§ **Extracted entries**:
------------------------

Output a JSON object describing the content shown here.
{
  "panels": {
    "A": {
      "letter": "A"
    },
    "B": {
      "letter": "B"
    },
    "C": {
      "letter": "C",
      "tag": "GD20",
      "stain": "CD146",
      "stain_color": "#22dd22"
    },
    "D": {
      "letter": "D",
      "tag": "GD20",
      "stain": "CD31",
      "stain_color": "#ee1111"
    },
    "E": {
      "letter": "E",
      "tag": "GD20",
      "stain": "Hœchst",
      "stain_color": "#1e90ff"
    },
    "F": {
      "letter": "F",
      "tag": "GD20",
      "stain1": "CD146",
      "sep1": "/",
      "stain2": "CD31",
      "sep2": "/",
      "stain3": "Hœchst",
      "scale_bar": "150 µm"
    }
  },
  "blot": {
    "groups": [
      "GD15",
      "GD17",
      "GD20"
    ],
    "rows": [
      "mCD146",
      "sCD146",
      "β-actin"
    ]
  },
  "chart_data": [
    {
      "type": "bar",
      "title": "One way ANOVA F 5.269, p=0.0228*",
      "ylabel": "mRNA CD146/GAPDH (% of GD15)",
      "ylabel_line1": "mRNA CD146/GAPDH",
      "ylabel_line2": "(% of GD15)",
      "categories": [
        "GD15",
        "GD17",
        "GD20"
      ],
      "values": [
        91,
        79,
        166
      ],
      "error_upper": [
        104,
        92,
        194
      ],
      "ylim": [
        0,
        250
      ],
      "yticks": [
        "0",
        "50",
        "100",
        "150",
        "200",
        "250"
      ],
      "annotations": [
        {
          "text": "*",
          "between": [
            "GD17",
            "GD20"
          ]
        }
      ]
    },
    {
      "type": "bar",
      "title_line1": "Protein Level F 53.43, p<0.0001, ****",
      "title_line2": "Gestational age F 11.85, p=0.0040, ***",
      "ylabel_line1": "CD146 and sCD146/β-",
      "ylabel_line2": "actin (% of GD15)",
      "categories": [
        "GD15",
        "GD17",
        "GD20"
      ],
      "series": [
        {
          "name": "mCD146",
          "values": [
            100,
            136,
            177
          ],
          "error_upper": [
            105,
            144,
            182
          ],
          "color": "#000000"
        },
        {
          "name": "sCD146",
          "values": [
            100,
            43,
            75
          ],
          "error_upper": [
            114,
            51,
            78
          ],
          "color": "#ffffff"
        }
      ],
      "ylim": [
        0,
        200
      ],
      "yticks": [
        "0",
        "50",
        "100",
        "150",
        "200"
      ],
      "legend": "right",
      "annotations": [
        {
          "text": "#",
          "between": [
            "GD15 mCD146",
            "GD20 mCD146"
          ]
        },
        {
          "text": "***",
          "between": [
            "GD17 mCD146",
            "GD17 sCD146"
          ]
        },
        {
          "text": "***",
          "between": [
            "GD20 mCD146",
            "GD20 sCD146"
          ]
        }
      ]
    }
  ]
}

------------------------

§ **Work instructions**: Write out all the material exactly.

§ **Written response**:
Output a JSON object describing the content shown here.
{
  "panels": {
    "A": {
      "letter": "A"
    },
    "B": {
      "letter": "B"
    },
    "C": {
      "letter": "C",
      "tag": "GD20",
      "stain": "CD146",
      "stain_color": "#22dd22"
    },
    "D": {
      "letter": "D",
      "tag": "GD20",
      "stain": "CD31",
      "stain_color": "#ee1111"
    },
    "E": {
      "letter": "E",
      "tag": "GD20",
      "stain": "Hœchst",
      "stain_color": "#1e90ff"
    },
    "F": {
      "letter": "F",
      "tag": "GD20",
      "stain1": "CD146",
      "sep1": "/",
      "stain2": "CD31",
      "sep2": "/",
      "stain3": "Hœchst",
      "scale_bar": "150 µm"
    }
  },
  "blot": {
    "groups": [
      "GD15",
      "GD17",
      "GD20"
    ],
    "rows": [
      "mCD146",
      "sCD146",
      "β-actin"
    ]
  },
  "chart_data": [
    {
      "type": "bar",
      "title": "One way ANOVA F 5.269, p=0.0228*",
      "ylabel": "mRNA CD146/GAPDH (% of GD15)",
      "ylabel_line1": "mRNA CD146/GAPDH",
      "ylabel_line2": "(% of GD15)",
      "categories": [
        "GD15",
        "GD17",
        "GD20"
      ],
      "values": [
        91,
        79,
        166
      ],
      "error_upper": [
        104,
        92,
        194
      ],
      "ylim": [
        0,
        250
      ],
      "yticks": [
        "0",
        "50",
        "100",
        "150",
        "200",
        "250"
      ],
      "annotations": [
        {
          "text": "*",
          "between": [
            "GD17",
            "GD20"
          ]
        }
      ]
    },
    {
      "type": "bar",
      "title_line1": "Protein Level F 53.43, p<0.0001, ****",
      "title_line2": "Gestational age F 11.85, p=0.0040, ***",
      "ylabel_line1": "CD146 and sCD146/β-",
      "ylabel_line2": "actin (% of GD15)",
      "categories": [
        "GD15",
        "GD17",
        "GD20"
      ],
      "series": [
        {
          "name": "mCD146",
          "values": [
            100,
            136,
            177
          ],
          "error_upper": [
            105,
            144,
            182
          ],
          "color": "#000000"
        },
        {
          "name": "sCD146",
          "values": [
            100,
            43,
            75
          ],
          "error_upper": [
            114,
            51,
            78
          ],
          "color": "#ffffff"
        }
      ],
      "ylim": [
        0,
        200
      ],
      "yticks": [
        "0",
        "50",
        "100",
        "150",
        "200"
      ],
      "legend": "right",
      "annotations": [
        {
          "text": "#",
          "between": [
            "GD15 mCD146",
            "GD20 mCD146"
          ]
        },
        {
          "text": "***",
          "between": [
            "GD17 mCD146",
            "GD17 sCD146"
          ]
        },
        {
          "text": "***",
          "between": [
            "GD20 mCD146",
            "GD20 sCD146"
          ]
        }
      ]
    }
  ]
}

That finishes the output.